━━ KUTIPAN PILIHAN

Masyarakat Baduy, yang dianggap sebagai sisa-sisa masyarakat Sunda asli,
menerapkan angklung sebagai bagian dari ritual mengawali penanaman padi.
Permainan angklung gubrag di Jasinga, Bogor, adalah salah satu yang masih hidup
sejak lebih dari 400 tahun lampau. Kemunculannya berawal dari ritus padi.
Angklung diciptakan dan dimainkan untuk memikat Dewi Sri turun ke bumi agar
tanaman padi rakyat tumbuh subur.
Jenis bambu yang
biasa digunakan sebagai alat musik tersebut adalah bambu hitam (awi wulung) dan
bambu putih (awi temen). Tiap nada (laras) dihasilkan dari bunyi tabung
bambunya yang berbentuk bilah (wilahan) setiap ruas bambu dari ukuran kecil
hingga besar.
Dikenal oleh
masyarakat sunda sejak masa kerajaan Sunda, di antaranya sebagai penggugah
semangat dalam pertempuran. Fungsi angklung sebagai pemompa semangat rakyat
masih terus terasa sampai pada masa penjajahan, itu sebabnya pemerintah Hindia
Belanda sempat melarang masyarakat menggunakan angklung, pelarangan itu sempat
membuat popularitas angklung menurun dan hanya di mainkan oleh anak- anak pada
waktu itu.

━━━━
━━ DATA MENTAH

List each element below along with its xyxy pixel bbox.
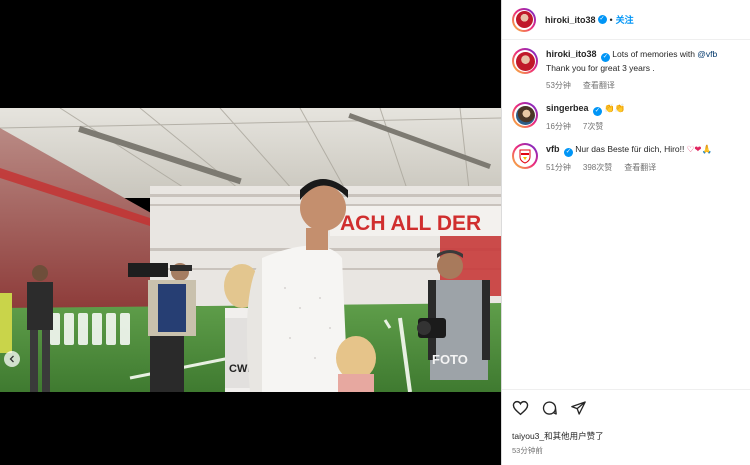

━━━━

__TUJUAN LATIHAN__
Kutip bagian teks tentang angklung mulai dari "Permainan angklung gubrag" sampai dengan "dari ritus padi.", tanpa mengubah satu kata pun.

__JAWABAN BENAR__
Permainan angklung gubrag di Jasinga, Bogor, adalah salah satu yang masih hidup
sejak lebih dari 400 tahun lampau. Kemunculannya berawal dari ritus padi.